● Available data:
start

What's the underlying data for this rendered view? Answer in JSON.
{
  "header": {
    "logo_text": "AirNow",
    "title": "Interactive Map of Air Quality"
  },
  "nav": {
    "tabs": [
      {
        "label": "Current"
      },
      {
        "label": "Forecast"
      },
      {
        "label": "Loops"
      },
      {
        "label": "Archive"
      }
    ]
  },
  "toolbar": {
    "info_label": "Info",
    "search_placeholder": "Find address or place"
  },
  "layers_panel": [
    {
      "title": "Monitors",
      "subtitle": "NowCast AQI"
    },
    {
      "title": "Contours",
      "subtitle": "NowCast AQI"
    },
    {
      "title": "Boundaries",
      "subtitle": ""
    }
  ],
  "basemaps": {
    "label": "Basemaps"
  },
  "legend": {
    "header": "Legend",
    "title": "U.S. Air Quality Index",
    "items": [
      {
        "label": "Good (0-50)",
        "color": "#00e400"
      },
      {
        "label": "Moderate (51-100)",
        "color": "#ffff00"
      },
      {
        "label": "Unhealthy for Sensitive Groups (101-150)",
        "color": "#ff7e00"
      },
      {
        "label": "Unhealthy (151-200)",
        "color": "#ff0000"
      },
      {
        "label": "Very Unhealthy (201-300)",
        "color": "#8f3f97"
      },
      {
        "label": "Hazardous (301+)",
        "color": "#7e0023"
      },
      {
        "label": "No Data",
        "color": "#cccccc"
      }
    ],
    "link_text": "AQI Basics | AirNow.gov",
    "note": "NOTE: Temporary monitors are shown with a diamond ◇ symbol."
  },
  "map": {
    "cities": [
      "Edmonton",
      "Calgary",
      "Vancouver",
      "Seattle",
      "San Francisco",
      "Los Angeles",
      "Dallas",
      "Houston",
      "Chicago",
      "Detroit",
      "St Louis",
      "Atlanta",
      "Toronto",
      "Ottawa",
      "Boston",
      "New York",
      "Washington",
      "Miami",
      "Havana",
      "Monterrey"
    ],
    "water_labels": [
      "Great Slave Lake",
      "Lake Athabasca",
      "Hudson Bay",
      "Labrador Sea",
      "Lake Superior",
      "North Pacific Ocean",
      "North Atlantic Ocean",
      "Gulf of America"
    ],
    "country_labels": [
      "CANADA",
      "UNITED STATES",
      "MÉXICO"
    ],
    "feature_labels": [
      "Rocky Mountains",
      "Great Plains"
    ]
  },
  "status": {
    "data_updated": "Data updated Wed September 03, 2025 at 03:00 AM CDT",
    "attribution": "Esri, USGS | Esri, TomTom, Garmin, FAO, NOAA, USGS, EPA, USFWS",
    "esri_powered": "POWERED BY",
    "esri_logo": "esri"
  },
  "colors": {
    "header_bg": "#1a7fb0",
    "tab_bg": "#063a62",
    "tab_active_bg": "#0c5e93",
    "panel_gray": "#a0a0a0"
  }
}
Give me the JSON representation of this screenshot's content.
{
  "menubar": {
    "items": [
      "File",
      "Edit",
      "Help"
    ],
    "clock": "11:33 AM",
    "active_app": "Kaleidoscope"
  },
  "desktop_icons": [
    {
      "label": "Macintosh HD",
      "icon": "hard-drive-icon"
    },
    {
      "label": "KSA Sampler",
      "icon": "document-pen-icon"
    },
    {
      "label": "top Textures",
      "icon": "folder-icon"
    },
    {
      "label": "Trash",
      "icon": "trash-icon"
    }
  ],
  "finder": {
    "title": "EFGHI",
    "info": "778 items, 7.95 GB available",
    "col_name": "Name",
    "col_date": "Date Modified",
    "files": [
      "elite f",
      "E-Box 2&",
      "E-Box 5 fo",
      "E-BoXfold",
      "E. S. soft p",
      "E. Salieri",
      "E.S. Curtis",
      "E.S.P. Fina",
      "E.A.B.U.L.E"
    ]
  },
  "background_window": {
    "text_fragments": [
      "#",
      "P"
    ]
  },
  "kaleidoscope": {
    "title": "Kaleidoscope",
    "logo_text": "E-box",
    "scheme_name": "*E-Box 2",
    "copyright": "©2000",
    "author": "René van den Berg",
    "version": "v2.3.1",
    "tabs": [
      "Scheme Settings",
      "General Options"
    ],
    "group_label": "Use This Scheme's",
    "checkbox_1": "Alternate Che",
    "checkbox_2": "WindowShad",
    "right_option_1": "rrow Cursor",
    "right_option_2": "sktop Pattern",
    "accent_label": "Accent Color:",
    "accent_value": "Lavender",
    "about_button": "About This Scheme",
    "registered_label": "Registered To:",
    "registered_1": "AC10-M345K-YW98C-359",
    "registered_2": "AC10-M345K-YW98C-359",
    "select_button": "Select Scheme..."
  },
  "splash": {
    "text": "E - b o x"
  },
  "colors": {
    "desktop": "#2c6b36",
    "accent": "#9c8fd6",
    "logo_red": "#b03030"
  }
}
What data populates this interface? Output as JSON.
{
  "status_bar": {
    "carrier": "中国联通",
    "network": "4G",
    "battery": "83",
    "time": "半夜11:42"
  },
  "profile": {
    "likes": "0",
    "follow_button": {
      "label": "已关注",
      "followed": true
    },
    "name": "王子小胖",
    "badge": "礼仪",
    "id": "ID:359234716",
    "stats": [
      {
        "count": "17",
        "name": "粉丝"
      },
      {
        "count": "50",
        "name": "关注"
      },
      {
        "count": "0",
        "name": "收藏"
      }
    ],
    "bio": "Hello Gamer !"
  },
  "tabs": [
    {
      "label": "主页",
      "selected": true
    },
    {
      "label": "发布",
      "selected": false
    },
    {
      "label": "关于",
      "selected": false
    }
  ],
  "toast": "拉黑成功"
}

end

● Goal: Count every line above that holds the string "What" and give the total, nothing more.

● Complete answer: 2